─── Materials provided ───

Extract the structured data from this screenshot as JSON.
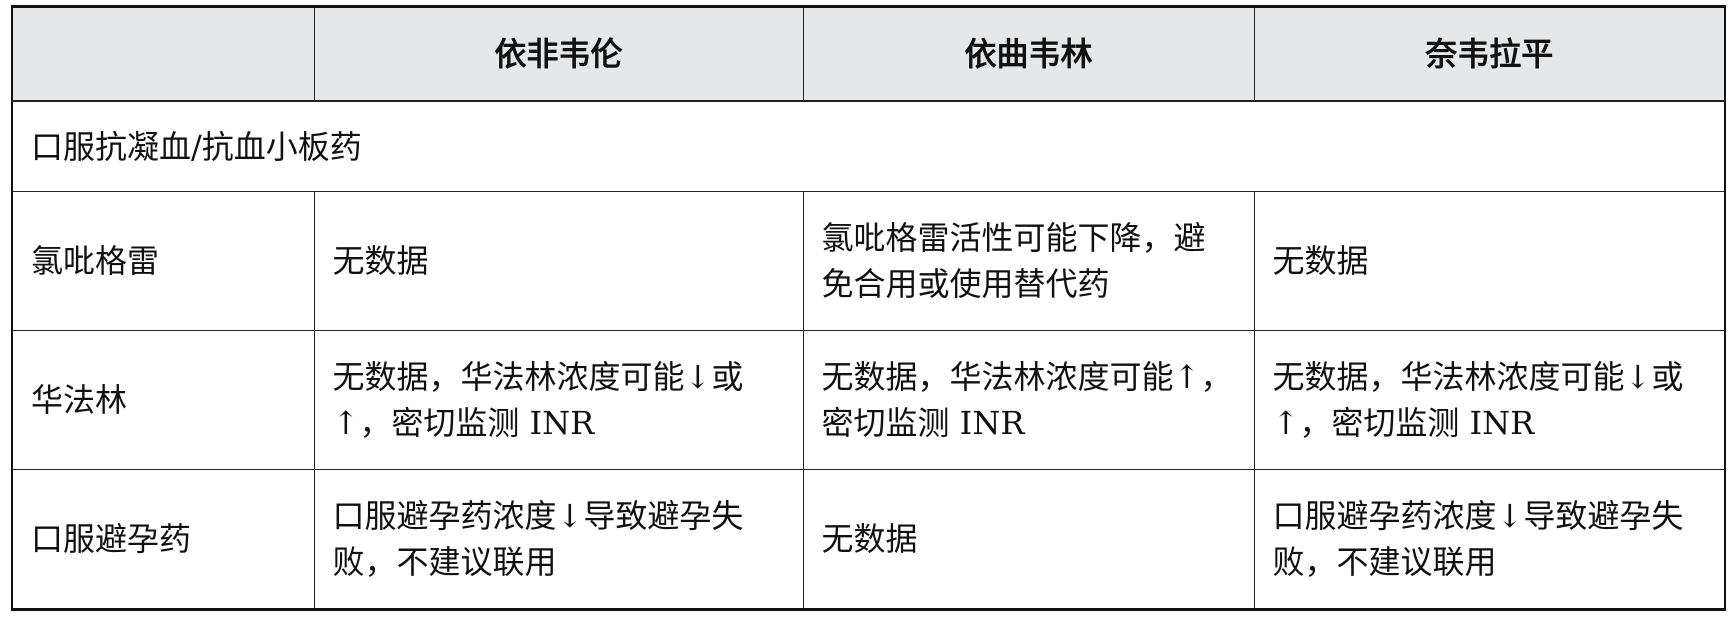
{
  "header": {
    "corner": "",
    "columns": [
      "依非韦伦",
      "依曲韦林",
      "奈韦拉平"
    ]
  },
  "section": "口服抗凝血/抗血小板药",
  "rows": [
    {
      "drug": "氯吡格雷",
      "cells": [
        "无数据",
        "氯吡格雷活性可能下降，避免合用或使用替代药",
        "无数据"
      ]
    },
    {
      "drug": "华法林",
      "cells": [
        "无数据，华法林浓度可能↓或↑，密切监测 INR",
        "无数据，华法林浓度可能↑，密切监测 INR",
        "无数据，华法林浓度可能↓或↑，密切监测 INR"
      ]
    },
    {
      "drug": "口服避孕药",
      "cells": [
        "口服避孕药浓度↓导致避孕失败，不建议联用",
        "无数据",
        "口服避孕药浓度↓导致避孕失败，不建议联用"
      ]
    }
  ]
}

───

Repeat every record precisely. Any picture among them stays out of the copy.

Extract the structured data from this screenshot as JSON.
{
  "header": {
    "corner": "",
    "columns": [
      "依非韦伦",
      "依曲韦林",
      "奈韦拉平"
    ]
  },
  "section": "口服抗凝血/抗血小板药",
  "rows": [
    {
      "drug": "氯吡格雷",
      "cells": [
        "无数据",
        "氯吡格雷活性可能下降，避免合用或使用替代药",
        "无数据"
      ]
    },
    {
      "drug": "华法林",
      "cells": [
        "无数据，华法林浓度可能↓或↑，密切监测 INR",
        "无数据，华法林浓度可能↑，密切监测 INR",
        "无数据，华法林浓度可能↓或↑，密切监测 INR"
      ]
    },
    {
      "drug": "口服避孕药",
      "cells": [
        "口服避孕药浓度↓导致避孕失败，不建议联用",
        "无数据",
        "口服避孕药浓度↓导致避孕失败，不建议联用"
      ]
    }
  ]
}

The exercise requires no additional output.